### [Written task]
What is the count of lines in the listing below that hold the string "Employees"? Reply with that number alone.

(Dataset entries)
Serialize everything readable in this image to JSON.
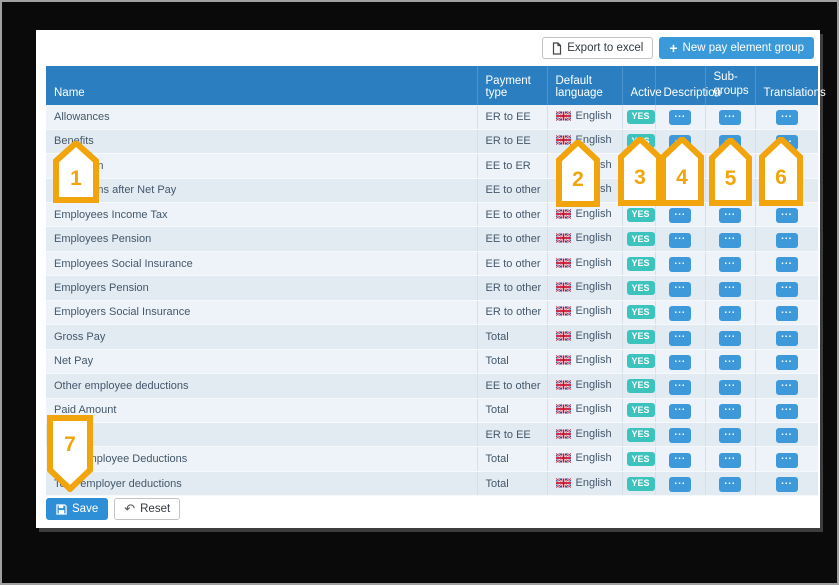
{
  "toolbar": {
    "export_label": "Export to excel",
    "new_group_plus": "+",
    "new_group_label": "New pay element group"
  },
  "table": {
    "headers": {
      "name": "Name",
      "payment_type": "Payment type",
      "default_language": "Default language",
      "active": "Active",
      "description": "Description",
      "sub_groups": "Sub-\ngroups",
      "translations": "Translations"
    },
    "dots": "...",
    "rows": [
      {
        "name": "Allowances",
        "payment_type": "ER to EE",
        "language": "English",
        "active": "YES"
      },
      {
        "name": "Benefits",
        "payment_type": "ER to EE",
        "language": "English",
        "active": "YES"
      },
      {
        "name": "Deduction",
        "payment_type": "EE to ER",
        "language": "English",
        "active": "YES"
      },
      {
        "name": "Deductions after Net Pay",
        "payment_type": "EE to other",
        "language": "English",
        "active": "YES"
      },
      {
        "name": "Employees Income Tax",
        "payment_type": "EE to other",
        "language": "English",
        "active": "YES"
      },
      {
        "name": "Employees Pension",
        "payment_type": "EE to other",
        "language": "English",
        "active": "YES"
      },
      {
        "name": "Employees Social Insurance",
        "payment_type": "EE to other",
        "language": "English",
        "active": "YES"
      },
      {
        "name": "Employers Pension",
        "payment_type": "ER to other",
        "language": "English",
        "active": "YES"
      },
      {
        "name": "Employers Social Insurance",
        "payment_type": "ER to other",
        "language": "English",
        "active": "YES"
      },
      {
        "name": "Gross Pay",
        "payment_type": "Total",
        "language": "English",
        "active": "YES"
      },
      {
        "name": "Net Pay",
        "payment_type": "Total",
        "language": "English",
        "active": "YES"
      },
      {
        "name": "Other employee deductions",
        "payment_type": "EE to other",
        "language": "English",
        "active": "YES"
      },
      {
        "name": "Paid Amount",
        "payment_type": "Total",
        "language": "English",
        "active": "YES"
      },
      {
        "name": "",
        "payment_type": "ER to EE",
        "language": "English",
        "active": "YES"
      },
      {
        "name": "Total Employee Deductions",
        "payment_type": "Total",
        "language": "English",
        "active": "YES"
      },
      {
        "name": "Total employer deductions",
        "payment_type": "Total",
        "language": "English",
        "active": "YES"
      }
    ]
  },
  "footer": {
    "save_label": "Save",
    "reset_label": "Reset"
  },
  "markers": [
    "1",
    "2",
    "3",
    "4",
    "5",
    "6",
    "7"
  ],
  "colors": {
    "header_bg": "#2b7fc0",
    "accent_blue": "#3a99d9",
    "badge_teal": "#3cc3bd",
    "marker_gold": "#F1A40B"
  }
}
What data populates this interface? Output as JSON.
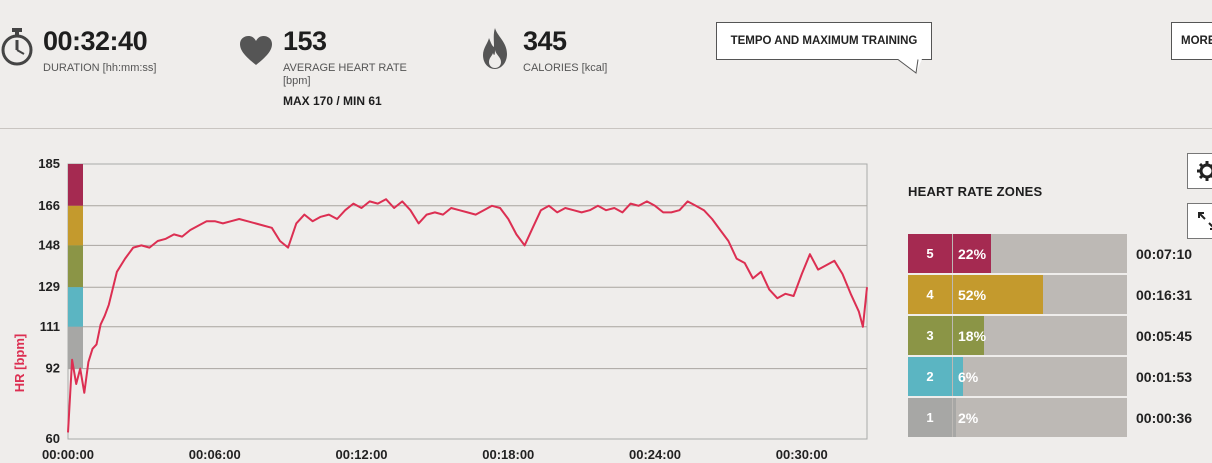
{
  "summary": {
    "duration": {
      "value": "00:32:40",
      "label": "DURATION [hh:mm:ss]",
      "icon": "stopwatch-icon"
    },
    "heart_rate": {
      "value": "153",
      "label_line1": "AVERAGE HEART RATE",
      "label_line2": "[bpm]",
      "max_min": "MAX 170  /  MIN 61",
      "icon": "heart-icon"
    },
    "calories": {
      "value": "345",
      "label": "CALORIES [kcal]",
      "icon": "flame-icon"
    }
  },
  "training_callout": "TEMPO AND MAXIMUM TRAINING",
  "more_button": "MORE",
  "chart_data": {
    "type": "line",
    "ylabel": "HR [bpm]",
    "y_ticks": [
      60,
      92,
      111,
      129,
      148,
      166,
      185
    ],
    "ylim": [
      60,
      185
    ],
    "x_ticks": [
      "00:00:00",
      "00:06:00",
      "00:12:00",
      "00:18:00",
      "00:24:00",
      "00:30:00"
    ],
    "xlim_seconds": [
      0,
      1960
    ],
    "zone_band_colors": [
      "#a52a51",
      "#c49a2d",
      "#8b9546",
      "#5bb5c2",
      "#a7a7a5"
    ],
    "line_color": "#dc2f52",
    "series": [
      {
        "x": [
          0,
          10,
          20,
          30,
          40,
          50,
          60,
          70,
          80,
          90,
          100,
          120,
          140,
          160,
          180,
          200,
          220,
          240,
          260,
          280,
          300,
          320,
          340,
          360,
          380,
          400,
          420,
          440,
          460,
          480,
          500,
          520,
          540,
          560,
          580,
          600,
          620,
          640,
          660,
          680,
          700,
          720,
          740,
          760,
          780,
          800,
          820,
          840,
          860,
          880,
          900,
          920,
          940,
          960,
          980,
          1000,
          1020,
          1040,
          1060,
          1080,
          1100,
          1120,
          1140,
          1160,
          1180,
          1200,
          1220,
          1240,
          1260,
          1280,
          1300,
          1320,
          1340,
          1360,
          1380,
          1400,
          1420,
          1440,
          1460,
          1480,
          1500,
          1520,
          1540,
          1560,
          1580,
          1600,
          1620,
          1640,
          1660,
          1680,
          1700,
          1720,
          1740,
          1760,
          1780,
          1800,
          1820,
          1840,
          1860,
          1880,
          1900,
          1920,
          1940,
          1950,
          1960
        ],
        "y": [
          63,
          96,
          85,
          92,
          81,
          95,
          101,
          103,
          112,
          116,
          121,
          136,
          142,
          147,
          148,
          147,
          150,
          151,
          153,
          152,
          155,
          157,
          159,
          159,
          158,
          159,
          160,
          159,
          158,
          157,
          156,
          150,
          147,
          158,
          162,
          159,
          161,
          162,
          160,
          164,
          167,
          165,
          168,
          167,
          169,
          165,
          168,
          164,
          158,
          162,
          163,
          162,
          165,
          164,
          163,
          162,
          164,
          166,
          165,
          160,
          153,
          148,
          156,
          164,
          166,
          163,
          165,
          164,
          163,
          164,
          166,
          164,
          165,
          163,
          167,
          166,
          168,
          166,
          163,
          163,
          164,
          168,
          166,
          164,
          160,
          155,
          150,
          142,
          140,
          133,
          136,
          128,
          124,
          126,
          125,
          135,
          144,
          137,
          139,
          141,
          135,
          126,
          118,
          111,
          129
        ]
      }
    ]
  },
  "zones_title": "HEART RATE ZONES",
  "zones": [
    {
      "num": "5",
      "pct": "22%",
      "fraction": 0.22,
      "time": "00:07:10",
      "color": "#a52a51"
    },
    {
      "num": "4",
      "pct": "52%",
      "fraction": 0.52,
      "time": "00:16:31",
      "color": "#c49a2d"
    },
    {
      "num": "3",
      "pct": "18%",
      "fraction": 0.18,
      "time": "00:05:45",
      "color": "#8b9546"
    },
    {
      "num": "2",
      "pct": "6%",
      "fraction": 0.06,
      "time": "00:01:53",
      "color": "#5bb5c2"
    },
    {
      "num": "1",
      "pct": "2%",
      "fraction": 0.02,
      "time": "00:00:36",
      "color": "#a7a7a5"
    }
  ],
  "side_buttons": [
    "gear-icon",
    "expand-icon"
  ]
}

### [The output]
3